> _EXERCISE BRIEF_: Scan the entries below and count the lines holding the string "report". Supply only the number.

-- Start INPUT RECORDS --

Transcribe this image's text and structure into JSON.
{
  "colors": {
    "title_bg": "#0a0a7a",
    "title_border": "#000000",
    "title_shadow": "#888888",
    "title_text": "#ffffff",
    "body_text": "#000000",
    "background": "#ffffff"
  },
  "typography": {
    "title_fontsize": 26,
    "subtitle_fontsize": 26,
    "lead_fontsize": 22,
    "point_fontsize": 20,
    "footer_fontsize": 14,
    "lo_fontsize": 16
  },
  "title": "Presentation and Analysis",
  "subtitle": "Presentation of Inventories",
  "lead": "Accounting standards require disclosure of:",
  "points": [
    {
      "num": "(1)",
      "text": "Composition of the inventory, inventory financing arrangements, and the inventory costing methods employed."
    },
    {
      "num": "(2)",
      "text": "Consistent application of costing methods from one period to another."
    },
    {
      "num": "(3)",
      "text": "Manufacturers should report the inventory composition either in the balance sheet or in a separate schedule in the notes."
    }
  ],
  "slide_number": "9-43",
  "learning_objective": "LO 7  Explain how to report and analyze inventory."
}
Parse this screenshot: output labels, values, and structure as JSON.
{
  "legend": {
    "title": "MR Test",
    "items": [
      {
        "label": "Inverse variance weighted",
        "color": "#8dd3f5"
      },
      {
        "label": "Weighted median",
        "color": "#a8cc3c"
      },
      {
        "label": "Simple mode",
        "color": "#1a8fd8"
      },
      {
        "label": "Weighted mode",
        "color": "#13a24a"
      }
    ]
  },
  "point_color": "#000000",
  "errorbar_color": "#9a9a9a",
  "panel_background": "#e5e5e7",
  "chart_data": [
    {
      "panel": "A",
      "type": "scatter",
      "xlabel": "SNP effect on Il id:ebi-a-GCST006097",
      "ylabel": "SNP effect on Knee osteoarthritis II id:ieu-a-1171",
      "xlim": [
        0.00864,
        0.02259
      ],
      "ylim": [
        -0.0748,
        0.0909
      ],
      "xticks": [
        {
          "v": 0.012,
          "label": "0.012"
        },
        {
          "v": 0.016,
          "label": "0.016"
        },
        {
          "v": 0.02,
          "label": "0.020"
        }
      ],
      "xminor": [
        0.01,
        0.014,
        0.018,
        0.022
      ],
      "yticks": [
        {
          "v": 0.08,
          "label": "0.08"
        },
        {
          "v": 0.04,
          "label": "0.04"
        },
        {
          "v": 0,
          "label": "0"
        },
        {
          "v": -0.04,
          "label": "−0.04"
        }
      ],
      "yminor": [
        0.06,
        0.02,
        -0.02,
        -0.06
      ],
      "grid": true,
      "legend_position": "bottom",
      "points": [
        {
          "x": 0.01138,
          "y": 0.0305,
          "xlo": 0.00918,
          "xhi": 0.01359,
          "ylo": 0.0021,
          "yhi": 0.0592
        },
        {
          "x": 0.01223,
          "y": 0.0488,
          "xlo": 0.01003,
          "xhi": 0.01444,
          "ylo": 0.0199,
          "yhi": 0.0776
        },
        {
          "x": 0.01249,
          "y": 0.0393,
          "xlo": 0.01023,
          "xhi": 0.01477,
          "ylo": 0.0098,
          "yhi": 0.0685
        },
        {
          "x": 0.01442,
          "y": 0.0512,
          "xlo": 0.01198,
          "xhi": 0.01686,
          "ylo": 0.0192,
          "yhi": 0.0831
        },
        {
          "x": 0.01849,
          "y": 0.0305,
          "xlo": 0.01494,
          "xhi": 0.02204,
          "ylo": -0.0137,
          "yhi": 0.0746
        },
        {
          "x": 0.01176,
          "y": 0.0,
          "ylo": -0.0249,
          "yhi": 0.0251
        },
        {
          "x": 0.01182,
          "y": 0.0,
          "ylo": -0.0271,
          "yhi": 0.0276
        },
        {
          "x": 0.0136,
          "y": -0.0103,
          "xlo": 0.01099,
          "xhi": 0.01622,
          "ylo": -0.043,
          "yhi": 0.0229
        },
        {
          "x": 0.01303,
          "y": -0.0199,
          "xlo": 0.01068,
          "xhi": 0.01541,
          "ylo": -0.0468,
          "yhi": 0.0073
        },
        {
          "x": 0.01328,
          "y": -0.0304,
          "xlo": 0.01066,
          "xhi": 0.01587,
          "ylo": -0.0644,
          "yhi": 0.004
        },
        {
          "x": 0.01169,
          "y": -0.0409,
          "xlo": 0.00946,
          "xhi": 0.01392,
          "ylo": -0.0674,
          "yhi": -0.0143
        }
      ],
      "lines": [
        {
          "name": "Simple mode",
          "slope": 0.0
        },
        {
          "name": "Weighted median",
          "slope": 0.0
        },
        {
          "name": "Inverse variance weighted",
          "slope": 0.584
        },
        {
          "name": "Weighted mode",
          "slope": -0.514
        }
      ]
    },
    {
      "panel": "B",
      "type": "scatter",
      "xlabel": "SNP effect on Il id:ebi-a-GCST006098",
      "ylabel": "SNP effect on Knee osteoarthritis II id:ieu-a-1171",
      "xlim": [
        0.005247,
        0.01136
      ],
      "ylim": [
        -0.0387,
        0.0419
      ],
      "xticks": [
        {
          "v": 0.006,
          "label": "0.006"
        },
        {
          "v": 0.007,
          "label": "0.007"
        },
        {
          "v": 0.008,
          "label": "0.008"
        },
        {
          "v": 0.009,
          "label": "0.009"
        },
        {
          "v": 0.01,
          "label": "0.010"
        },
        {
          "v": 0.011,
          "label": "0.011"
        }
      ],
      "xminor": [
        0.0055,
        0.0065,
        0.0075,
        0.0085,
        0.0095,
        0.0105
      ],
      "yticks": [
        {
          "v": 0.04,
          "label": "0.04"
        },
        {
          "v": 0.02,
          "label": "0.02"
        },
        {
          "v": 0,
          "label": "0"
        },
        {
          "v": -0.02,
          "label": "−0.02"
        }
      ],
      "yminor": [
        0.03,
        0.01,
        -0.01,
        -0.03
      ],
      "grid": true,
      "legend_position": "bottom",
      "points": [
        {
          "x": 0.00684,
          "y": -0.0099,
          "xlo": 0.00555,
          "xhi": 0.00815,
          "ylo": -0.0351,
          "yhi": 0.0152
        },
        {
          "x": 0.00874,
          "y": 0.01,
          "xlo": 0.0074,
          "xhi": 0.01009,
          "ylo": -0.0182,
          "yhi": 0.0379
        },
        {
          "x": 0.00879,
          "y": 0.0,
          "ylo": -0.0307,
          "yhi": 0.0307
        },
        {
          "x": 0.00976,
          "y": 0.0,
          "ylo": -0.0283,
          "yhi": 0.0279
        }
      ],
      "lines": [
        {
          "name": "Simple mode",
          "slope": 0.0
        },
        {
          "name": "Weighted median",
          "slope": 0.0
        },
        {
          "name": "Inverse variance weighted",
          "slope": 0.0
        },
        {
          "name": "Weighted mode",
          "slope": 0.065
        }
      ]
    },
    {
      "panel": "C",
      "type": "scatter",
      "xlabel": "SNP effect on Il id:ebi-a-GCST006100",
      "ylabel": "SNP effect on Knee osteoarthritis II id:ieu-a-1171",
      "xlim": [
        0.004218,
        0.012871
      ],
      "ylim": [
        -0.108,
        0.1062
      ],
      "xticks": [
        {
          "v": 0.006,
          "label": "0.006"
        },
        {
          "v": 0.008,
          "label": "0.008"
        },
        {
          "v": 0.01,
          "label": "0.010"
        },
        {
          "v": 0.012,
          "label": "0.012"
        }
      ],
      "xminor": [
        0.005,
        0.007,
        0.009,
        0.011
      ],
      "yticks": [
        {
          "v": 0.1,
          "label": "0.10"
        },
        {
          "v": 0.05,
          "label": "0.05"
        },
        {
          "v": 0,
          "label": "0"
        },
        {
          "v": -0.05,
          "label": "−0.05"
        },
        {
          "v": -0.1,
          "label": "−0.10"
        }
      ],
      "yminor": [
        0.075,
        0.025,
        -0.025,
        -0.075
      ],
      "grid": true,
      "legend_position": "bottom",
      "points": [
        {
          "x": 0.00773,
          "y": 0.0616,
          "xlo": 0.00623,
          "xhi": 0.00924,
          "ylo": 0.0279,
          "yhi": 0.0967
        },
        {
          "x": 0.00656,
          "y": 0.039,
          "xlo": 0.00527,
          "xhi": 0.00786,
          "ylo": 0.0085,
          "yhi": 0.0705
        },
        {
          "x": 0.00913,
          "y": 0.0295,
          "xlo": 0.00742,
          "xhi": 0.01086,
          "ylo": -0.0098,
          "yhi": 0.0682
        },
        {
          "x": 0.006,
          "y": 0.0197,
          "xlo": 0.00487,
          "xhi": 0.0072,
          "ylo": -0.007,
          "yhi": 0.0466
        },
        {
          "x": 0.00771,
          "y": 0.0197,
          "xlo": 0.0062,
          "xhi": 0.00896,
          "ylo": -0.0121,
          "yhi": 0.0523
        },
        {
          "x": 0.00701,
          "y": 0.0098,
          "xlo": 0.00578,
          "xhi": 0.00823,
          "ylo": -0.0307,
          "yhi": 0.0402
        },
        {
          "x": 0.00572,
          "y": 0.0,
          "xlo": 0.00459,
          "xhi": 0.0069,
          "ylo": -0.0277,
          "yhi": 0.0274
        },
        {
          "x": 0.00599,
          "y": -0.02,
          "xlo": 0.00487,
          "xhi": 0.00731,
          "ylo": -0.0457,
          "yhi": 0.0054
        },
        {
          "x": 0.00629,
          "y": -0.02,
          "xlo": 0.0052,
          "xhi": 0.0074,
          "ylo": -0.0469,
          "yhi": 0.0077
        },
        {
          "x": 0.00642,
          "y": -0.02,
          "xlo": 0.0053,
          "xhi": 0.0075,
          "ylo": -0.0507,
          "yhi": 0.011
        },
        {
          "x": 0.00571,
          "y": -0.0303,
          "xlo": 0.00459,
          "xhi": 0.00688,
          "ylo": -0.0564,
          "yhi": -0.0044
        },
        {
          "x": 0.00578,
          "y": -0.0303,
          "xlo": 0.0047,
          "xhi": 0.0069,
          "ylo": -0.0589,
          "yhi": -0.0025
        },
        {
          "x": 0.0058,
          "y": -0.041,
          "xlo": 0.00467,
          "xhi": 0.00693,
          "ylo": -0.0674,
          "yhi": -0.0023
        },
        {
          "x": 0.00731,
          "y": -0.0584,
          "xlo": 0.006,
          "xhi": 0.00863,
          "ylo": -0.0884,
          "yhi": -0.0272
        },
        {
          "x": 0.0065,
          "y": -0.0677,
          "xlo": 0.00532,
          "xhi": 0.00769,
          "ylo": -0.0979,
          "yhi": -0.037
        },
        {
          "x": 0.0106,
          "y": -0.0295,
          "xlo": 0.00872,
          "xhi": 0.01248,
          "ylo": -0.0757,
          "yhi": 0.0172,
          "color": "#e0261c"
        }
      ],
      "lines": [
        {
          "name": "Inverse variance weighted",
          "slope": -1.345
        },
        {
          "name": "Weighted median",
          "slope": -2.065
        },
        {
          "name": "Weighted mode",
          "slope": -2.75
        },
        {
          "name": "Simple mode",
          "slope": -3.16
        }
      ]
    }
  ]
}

-- End INPUT RECORDS --

> _EXERCISE ANSWER_: 2